• [MATERIAL]
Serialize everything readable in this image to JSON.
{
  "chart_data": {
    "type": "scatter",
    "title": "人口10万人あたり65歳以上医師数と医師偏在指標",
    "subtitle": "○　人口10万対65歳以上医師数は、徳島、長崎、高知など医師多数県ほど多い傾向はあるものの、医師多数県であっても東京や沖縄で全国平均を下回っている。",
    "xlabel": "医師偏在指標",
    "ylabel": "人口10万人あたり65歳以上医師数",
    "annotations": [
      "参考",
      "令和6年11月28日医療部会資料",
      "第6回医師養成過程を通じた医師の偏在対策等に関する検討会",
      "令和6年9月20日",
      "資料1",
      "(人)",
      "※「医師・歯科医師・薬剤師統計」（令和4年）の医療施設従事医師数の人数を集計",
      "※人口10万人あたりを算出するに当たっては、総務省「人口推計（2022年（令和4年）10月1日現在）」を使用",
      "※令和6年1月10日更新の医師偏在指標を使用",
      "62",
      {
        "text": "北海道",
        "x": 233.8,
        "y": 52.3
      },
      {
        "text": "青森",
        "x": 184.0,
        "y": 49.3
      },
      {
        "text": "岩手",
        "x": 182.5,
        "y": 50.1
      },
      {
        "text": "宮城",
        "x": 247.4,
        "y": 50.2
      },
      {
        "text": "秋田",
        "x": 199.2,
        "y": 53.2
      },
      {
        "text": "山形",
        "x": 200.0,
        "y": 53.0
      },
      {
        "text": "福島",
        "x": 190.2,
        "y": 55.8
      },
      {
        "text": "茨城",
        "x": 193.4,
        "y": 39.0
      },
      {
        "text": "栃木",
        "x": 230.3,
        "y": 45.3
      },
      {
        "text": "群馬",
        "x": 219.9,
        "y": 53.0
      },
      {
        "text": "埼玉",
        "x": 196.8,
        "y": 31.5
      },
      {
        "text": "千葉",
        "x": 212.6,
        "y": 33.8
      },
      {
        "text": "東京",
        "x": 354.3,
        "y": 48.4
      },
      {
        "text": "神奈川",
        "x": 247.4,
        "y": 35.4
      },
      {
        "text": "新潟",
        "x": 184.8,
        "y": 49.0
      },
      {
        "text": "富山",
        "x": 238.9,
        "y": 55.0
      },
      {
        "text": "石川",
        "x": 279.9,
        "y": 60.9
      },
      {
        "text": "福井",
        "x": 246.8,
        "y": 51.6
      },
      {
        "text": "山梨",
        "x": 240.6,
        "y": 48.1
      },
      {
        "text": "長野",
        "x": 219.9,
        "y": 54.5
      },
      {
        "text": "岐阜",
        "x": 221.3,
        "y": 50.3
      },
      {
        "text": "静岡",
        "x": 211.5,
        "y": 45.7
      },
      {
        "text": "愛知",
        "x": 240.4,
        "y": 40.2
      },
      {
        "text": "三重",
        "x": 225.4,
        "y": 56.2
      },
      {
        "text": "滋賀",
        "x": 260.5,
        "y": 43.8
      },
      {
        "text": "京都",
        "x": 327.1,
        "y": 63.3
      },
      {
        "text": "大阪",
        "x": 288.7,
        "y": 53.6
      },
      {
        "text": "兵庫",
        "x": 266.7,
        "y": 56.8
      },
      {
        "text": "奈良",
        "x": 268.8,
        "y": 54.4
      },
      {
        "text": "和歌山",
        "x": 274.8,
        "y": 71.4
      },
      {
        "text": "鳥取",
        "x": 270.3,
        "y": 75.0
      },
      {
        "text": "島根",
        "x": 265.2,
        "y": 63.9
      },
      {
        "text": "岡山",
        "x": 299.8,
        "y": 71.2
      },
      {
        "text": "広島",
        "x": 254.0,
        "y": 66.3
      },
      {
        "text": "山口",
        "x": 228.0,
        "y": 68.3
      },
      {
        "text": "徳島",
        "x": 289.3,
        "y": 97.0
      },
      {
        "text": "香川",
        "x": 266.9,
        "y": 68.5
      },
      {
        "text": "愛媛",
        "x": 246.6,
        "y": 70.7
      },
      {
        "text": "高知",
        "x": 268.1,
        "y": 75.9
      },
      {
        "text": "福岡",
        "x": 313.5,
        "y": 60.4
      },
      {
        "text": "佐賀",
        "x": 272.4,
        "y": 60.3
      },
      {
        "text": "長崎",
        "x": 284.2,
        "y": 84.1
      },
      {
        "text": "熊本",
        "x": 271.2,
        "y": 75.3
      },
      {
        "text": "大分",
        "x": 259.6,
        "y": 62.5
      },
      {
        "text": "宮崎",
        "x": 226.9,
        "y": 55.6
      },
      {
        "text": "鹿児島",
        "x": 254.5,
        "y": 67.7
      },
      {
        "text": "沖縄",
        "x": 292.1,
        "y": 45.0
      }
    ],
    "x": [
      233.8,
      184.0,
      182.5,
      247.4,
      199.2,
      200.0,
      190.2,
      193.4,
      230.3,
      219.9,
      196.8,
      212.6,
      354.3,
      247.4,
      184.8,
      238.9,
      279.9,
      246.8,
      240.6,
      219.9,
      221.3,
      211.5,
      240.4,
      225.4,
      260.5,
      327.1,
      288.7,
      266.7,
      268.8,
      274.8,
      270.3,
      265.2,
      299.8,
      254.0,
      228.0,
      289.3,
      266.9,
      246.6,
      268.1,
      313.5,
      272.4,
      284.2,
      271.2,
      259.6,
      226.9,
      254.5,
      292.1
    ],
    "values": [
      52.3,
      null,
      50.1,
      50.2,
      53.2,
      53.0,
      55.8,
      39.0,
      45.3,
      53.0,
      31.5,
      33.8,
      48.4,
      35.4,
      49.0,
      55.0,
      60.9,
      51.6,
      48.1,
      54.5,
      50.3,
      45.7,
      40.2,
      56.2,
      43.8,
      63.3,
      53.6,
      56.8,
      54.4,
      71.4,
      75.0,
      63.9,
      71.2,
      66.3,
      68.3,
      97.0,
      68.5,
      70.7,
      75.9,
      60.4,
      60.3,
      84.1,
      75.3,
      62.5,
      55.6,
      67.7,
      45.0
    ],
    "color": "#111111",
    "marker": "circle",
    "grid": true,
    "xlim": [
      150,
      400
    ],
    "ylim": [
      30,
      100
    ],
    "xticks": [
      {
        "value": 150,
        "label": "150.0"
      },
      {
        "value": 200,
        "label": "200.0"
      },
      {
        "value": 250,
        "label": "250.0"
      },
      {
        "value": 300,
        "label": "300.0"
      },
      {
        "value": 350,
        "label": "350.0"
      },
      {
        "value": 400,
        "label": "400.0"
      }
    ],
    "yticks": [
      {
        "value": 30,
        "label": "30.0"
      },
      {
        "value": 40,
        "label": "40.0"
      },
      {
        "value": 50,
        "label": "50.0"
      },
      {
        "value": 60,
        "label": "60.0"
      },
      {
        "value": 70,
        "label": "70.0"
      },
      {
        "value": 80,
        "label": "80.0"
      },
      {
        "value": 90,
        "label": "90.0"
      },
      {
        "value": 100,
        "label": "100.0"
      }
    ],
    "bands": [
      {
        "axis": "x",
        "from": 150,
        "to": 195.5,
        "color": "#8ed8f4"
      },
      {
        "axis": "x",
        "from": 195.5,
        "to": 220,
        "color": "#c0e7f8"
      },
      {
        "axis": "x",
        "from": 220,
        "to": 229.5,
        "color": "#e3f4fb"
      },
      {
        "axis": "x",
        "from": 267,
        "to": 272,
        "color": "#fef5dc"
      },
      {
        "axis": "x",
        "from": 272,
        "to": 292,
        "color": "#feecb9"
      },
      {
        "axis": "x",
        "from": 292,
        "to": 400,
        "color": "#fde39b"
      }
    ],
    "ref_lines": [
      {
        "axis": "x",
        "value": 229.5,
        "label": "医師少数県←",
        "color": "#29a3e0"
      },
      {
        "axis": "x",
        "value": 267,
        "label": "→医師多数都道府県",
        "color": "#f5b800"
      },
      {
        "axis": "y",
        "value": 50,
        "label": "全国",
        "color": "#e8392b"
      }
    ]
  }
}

• [TASK DIRECTIONS] Copy out every line from the material above in which the word "color" appears.

• [RIGHT ANSWER]
    "color": "#111111",
        "color": "#8ed8f4"
        "color": "#c0e7f8"
        "color": "#e3f4fb"
        "color": "#fef5dc"
        "color": "#feecb9"
        "color": "#fde39b"
        "color": "#29a3e0"
        "color": "#f5b800"
        "color": "#e8392b"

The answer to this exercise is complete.